» Problem statement
Look through the records below, and copy out every line that holds the string "vàng".

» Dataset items

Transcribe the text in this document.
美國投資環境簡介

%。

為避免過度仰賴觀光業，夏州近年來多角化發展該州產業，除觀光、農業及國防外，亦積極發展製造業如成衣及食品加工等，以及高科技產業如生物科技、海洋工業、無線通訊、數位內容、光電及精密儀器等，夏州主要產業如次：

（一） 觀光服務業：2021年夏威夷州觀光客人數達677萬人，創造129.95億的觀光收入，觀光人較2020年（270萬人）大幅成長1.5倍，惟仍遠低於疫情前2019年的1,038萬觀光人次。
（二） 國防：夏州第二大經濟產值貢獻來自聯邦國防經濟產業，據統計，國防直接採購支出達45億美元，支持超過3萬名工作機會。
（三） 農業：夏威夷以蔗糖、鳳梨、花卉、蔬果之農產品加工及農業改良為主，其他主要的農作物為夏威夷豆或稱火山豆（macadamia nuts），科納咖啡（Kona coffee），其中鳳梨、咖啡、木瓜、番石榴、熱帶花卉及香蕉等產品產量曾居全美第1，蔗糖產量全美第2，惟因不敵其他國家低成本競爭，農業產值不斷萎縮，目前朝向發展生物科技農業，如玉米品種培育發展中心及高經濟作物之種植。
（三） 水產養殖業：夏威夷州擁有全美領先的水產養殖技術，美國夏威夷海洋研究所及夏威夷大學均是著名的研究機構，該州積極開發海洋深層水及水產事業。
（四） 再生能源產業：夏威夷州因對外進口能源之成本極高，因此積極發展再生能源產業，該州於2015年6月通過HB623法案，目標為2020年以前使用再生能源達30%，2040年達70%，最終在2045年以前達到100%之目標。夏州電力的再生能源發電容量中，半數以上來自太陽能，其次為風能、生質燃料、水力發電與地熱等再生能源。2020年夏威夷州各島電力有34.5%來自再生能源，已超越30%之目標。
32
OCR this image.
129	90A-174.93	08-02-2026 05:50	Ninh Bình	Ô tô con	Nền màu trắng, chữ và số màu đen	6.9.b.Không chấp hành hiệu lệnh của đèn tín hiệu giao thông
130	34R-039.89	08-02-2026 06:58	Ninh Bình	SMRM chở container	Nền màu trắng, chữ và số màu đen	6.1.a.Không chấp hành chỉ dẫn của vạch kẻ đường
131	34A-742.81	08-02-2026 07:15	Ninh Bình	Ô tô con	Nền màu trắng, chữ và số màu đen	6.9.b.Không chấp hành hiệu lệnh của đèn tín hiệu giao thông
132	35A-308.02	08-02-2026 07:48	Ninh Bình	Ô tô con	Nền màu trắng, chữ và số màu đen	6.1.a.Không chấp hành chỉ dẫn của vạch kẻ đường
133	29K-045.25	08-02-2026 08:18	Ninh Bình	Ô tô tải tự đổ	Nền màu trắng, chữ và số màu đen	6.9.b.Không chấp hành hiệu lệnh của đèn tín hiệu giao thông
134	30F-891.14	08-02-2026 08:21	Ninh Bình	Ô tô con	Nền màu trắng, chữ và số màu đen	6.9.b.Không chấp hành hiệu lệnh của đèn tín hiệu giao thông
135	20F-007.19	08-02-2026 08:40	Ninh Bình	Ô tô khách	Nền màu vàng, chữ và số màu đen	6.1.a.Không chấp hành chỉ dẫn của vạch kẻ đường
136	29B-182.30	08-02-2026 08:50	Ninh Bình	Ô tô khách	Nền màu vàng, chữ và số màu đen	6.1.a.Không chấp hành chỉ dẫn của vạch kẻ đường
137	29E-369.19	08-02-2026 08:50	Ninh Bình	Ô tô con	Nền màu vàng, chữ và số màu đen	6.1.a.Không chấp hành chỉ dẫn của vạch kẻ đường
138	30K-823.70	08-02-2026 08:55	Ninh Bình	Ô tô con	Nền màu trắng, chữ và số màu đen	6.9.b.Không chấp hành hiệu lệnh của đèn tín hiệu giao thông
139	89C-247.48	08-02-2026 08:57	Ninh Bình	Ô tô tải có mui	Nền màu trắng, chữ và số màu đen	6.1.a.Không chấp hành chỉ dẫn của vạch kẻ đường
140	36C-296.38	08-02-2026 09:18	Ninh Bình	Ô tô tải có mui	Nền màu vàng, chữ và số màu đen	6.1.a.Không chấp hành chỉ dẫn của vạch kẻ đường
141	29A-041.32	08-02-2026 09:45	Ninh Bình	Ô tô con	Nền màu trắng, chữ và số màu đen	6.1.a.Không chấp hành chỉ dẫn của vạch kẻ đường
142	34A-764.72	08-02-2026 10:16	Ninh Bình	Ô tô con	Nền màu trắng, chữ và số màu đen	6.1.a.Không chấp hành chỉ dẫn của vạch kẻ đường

» Written response
135	20F-007.19	08-02-2026 08:40	Ninh Bình	Ô tô khách	Nền màu vàng, chữ và số màu đen	6.1.a.Không chấp hành chỉ dẫn của vạch kẻ đường
136	29B-182.30	08-02-2026 08:50	Ninh Bình	Ô tô khách	Nền màu vàng, chữ và số màu đen	6.1.a.Không chấp hành chỉ dẫn của vạch kẻ đường
137	29E-369.19	08-02-2026 08:50	Ninh Bình	Ô tô con	Nền màu vàng, chữ và số màu đen	6.1.a.Không chấp hành chỉ dẫn của vạch kẻ đường
140	36C-296.38	08-02-2026 09:18	Ninh Bình	Ô tô tải có mui	Nền màu vàng, chữ và số màu đen	6.1.a.Không chấp hành chỉ dẫn của vạch kẻ đường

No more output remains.